* [PROVIDED RECORDS]
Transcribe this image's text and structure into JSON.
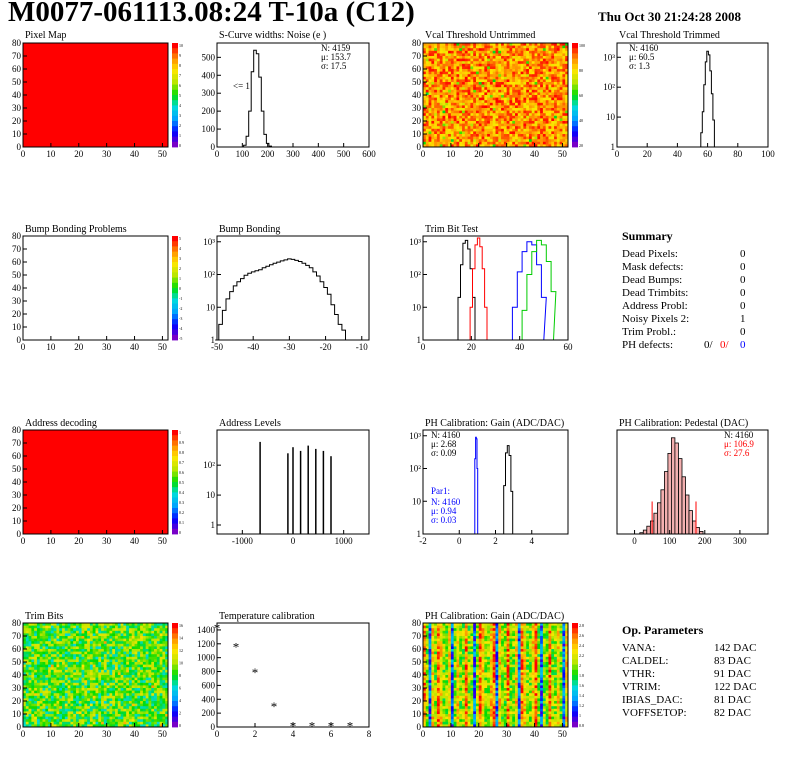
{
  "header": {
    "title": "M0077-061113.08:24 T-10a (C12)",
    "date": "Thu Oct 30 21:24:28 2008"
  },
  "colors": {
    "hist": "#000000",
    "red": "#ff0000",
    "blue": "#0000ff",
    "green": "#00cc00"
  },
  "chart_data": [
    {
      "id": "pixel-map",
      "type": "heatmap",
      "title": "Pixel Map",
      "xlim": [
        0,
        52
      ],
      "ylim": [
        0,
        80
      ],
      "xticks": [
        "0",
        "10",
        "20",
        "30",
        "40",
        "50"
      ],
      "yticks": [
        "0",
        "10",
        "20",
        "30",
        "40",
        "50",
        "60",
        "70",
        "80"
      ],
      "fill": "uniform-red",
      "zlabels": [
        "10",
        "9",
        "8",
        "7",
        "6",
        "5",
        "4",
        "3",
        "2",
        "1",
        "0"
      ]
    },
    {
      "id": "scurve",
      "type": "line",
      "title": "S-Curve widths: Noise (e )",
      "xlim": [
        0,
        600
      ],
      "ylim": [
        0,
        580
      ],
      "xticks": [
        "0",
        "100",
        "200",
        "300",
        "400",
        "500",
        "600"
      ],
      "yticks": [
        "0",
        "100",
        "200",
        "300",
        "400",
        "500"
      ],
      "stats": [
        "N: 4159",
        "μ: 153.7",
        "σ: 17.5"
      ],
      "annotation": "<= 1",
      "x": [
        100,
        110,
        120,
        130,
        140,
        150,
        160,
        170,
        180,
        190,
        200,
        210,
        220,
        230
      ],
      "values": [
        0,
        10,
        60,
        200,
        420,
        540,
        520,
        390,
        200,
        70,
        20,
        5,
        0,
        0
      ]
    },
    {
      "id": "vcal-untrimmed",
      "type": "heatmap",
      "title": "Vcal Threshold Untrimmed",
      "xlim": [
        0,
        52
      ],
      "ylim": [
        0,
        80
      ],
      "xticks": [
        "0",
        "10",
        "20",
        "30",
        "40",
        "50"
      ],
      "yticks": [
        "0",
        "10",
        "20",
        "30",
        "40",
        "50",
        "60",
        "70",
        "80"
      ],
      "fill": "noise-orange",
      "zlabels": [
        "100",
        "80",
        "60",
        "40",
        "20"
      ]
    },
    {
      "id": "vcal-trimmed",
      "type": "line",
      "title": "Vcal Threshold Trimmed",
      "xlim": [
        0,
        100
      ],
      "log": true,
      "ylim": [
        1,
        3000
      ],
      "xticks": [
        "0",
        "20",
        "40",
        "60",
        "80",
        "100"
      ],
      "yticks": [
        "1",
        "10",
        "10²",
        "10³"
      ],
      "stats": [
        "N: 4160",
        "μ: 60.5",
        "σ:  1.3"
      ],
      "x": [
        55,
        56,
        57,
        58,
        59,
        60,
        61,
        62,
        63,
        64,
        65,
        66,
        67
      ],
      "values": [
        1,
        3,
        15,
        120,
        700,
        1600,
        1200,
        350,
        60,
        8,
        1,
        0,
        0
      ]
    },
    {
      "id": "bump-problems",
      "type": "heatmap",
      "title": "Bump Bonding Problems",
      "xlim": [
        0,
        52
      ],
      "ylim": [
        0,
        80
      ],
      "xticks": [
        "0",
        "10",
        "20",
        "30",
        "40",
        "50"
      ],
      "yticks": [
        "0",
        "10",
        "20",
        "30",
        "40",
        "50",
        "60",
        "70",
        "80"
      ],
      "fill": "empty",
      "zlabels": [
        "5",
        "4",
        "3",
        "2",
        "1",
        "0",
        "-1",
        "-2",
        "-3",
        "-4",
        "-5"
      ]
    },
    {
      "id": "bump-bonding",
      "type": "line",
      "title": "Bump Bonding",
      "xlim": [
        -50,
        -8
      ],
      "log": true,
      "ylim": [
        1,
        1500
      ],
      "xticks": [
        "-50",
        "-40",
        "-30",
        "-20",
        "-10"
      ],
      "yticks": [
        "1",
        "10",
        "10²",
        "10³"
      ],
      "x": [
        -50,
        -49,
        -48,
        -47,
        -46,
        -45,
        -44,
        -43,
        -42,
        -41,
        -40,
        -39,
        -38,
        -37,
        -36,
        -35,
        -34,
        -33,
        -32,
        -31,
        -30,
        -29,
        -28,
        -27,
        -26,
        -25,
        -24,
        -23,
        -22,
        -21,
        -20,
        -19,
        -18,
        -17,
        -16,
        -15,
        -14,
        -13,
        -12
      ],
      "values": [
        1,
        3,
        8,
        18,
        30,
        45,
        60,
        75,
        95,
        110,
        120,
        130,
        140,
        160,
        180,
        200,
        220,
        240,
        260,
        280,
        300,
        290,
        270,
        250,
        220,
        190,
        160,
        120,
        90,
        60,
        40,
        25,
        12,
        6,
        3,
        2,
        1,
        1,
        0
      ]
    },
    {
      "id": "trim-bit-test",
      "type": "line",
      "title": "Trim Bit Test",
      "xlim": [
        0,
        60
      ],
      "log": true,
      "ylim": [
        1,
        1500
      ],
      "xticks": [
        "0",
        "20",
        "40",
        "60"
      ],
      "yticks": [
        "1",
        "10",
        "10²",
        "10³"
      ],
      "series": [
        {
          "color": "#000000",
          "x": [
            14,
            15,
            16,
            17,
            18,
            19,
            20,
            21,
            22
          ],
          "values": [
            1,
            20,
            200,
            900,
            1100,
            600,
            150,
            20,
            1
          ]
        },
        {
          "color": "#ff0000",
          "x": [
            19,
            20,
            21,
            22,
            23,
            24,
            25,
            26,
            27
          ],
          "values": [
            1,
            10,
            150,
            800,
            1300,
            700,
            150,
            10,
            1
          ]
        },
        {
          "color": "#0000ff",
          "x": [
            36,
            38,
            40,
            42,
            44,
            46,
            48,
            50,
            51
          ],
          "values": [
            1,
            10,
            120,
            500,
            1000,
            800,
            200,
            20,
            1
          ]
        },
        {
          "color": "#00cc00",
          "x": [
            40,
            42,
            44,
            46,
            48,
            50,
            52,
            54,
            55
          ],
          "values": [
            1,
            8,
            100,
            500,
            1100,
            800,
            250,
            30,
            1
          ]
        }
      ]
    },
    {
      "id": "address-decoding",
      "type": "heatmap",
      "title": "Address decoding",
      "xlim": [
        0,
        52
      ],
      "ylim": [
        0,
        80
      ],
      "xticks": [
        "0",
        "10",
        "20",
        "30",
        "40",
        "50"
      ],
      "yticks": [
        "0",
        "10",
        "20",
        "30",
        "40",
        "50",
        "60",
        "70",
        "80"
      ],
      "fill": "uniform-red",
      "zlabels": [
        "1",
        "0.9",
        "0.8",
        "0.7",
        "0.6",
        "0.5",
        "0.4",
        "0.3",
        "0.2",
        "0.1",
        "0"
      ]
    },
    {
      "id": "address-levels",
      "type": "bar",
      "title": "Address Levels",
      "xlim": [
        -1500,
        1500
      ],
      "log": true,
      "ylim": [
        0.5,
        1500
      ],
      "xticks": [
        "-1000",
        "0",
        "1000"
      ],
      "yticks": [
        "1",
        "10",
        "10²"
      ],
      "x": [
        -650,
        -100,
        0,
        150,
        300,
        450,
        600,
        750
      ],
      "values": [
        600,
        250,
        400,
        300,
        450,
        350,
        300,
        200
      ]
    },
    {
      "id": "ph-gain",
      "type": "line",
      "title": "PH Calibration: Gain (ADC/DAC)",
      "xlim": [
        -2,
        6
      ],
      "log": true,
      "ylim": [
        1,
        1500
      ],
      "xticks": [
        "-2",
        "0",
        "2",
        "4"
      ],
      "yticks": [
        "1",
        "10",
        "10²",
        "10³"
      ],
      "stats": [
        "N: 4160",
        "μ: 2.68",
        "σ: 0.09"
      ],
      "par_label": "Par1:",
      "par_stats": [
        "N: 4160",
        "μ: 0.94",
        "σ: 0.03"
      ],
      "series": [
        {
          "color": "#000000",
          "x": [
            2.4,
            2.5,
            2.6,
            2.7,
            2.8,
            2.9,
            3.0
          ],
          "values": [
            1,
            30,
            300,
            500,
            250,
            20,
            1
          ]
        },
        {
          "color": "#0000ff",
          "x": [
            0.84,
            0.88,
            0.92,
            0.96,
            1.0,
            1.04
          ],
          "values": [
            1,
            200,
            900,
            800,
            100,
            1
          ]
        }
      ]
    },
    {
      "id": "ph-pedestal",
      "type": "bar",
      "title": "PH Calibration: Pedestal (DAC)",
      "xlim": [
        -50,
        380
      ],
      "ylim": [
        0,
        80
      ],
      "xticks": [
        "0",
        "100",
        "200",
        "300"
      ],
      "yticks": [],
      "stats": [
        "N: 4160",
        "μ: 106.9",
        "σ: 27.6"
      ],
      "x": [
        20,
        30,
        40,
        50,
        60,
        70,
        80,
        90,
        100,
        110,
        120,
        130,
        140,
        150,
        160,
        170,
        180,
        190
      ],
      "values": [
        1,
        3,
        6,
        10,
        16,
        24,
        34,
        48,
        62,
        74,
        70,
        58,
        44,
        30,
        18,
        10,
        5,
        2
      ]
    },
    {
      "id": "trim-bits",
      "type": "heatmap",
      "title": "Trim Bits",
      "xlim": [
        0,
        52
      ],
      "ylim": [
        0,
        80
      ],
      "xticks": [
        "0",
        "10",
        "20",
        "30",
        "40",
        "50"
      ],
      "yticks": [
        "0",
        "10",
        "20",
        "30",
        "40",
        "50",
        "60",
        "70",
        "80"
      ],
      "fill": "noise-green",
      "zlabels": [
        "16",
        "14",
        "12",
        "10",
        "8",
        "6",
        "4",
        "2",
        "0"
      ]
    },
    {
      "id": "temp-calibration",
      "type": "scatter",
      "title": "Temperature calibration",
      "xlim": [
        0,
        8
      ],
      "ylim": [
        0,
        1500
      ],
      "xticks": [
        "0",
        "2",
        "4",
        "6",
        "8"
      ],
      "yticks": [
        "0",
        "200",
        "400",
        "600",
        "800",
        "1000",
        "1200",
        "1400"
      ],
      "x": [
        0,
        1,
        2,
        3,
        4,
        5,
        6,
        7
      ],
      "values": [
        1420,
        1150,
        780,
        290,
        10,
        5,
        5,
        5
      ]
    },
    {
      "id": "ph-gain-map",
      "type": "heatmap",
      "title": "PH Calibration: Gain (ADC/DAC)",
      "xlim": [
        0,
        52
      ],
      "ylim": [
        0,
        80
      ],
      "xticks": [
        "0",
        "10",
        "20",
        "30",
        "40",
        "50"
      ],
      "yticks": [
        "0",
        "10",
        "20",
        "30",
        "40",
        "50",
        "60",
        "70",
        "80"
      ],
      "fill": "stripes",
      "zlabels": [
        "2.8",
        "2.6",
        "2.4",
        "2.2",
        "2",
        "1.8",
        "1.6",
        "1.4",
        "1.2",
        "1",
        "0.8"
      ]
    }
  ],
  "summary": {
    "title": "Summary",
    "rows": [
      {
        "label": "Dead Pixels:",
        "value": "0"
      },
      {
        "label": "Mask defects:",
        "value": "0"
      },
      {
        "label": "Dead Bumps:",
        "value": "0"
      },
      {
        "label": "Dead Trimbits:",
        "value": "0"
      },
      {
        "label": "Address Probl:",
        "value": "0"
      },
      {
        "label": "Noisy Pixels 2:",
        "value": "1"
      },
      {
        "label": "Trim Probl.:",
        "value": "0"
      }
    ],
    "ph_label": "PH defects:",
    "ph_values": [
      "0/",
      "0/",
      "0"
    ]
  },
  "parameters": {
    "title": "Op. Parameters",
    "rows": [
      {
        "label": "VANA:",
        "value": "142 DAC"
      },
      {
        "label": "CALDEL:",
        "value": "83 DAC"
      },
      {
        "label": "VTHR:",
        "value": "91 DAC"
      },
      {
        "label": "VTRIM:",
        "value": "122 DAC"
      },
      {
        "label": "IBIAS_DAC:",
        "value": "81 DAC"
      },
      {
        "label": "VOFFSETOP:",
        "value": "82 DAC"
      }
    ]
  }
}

* [GIVEN PROBLEM] Pull every line containing the word "defects" out of the material and copy it.

* [SOLUTION TO THE PROBLEM]
        "label": "Mask defects:",
    "ph_label": "PH defects:",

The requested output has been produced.